**Dataset entries**

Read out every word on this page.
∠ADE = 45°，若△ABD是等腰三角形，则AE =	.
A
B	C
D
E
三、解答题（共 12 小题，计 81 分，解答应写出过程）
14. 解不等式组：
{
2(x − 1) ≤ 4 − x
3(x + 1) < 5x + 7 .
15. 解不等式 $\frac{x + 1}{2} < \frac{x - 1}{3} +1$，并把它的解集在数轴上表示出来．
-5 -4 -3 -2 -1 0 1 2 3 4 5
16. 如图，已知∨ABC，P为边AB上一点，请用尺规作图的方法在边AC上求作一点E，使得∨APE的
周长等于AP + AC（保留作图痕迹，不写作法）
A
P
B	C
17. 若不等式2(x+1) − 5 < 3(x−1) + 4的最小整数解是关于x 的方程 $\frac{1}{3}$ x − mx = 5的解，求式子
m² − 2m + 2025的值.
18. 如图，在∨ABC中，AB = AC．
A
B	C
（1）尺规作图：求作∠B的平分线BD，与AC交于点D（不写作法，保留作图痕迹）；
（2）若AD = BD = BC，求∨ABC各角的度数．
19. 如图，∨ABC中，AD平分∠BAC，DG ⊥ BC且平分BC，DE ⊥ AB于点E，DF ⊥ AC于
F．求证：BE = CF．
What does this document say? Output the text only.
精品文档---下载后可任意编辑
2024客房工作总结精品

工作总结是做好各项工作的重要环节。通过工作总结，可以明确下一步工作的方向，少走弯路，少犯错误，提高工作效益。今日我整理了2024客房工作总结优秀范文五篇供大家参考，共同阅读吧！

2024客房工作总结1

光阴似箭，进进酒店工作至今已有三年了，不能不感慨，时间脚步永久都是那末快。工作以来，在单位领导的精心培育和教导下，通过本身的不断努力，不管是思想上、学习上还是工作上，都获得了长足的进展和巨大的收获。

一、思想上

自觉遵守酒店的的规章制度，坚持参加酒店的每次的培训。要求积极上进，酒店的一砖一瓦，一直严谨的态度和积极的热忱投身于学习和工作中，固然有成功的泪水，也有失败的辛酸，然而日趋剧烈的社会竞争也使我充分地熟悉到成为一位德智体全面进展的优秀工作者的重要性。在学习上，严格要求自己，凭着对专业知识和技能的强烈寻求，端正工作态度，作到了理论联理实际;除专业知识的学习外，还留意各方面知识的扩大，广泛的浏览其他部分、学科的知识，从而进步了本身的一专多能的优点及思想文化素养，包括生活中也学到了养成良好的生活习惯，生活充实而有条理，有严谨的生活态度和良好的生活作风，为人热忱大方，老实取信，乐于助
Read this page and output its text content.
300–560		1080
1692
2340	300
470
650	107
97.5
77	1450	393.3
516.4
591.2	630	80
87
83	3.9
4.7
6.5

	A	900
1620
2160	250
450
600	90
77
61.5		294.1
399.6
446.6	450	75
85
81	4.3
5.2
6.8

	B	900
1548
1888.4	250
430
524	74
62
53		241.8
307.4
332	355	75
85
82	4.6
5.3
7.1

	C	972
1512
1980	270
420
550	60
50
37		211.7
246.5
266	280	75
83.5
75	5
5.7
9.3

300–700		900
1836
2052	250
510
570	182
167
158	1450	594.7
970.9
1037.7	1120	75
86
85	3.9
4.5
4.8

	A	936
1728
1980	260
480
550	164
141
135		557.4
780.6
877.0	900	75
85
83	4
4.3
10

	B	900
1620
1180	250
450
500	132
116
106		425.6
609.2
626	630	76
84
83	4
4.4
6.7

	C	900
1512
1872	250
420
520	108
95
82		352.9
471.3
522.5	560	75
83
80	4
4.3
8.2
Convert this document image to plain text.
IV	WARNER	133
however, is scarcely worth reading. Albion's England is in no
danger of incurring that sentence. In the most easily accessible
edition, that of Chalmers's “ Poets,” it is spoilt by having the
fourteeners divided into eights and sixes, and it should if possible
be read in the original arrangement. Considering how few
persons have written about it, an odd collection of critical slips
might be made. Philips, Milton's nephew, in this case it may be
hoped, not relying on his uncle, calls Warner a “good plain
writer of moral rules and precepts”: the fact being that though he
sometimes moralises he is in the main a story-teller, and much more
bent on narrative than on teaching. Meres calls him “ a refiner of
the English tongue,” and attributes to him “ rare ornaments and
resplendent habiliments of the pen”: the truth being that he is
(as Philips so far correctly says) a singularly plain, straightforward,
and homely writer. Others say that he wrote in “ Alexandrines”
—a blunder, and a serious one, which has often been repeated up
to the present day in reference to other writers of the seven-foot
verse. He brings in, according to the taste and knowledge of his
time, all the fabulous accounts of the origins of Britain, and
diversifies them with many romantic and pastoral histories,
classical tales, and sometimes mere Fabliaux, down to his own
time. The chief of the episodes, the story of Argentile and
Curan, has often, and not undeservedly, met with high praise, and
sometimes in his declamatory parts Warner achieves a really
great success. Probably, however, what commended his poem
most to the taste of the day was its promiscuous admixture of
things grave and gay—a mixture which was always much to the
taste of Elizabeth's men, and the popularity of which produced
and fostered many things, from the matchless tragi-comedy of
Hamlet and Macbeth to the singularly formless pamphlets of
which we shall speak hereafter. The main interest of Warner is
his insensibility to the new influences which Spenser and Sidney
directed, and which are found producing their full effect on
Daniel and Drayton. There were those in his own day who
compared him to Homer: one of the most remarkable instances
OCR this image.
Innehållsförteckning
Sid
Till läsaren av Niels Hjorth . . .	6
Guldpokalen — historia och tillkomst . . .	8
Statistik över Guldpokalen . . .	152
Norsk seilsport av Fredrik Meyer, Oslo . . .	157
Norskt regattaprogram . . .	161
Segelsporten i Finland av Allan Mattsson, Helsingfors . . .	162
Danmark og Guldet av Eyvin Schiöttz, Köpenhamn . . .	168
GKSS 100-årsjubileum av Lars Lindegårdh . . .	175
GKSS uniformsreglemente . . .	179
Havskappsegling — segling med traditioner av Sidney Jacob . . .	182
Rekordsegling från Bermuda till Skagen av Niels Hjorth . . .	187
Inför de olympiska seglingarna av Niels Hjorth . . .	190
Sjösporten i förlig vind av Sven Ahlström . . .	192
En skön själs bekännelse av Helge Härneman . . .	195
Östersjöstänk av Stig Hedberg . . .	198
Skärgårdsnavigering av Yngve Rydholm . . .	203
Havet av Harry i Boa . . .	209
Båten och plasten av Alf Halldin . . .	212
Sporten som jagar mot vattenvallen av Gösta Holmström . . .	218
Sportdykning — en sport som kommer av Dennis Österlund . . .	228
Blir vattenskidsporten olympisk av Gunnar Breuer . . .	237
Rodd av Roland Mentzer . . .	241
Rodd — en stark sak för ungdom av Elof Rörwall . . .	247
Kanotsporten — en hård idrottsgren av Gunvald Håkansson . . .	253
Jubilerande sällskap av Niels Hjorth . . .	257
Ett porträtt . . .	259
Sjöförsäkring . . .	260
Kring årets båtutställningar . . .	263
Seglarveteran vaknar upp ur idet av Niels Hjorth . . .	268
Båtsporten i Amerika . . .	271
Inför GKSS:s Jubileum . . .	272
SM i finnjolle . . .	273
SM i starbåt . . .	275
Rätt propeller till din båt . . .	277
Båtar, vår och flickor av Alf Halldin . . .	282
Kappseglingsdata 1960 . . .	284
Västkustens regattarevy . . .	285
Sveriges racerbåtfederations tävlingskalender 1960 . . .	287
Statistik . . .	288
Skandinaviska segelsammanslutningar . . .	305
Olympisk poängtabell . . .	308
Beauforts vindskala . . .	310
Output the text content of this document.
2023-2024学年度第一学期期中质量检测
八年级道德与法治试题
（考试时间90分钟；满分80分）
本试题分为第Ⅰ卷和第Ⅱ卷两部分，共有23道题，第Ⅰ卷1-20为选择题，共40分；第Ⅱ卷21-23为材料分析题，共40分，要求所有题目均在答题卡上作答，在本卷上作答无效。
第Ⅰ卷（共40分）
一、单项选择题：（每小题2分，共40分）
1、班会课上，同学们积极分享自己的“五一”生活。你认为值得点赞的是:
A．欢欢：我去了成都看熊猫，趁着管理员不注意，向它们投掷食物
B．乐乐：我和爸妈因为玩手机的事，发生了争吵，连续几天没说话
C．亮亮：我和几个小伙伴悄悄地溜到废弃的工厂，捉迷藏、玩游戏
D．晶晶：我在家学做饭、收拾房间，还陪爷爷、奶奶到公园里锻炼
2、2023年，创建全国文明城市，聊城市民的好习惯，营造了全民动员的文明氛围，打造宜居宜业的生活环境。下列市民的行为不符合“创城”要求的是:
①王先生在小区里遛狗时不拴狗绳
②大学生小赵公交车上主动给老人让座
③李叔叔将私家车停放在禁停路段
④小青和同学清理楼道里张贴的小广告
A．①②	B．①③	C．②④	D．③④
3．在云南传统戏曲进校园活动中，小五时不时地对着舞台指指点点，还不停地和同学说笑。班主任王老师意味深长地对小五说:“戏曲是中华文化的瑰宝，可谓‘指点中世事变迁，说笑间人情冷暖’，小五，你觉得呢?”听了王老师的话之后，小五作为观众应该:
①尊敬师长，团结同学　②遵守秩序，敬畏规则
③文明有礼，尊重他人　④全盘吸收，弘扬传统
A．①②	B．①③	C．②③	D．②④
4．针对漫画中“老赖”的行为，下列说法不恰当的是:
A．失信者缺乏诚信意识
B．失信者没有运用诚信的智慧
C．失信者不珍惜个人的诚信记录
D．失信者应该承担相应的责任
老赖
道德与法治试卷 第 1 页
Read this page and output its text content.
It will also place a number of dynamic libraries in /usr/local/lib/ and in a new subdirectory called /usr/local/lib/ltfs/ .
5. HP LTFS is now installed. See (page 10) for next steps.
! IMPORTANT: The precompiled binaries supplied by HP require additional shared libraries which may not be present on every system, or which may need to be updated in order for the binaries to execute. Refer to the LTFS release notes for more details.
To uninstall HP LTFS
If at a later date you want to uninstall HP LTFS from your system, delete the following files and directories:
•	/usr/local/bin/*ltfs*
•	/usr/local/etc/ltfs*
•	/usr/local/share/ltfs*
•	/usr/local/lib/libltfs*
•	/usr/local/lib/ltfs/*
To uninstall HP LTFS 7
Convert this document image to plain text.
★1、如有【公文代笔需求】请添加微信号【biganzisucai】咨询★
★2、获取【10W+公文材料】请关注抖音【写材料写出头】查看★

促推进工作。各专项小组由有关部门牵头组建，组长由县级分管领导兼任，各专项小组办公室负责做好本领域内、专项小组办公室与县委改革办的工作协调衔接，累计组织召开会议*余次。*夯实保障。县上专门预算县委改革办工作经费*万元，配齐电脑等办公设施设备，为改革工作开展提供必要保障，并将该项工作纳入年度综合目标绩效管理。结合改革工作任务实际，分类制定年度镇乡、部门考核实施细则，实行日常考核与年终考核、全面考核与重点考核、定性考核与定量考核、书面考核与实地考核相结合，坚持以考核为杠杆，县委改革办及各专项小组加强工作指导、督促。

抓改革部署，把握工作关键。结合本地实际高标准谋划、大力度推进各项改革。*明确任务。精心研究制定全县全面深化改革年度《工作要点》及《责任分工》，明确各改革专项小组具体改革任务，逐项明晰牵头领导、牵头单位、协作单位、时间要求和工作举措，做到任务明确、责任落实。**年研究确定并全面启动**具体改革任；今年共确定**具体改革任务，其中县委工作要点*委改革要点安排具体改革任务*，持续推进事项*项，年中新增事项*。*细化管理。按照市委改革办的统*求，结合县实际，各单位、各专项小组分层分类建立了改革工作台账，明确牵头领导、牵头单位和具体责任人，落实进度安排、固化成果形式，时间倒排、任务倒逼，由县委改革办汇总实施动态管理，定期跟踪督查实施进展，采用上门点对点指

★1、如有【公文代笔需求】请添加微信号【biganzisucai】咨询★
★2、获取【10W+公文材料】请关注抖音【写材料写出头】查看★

**Task**
Filter the records, keeping only lines that contain "Halldin", and show those lines.

**Task answer**
Båten och plasten av Alf Halldin . . .	212
Båtar, vår och flickor av Alf Halldin . . .	282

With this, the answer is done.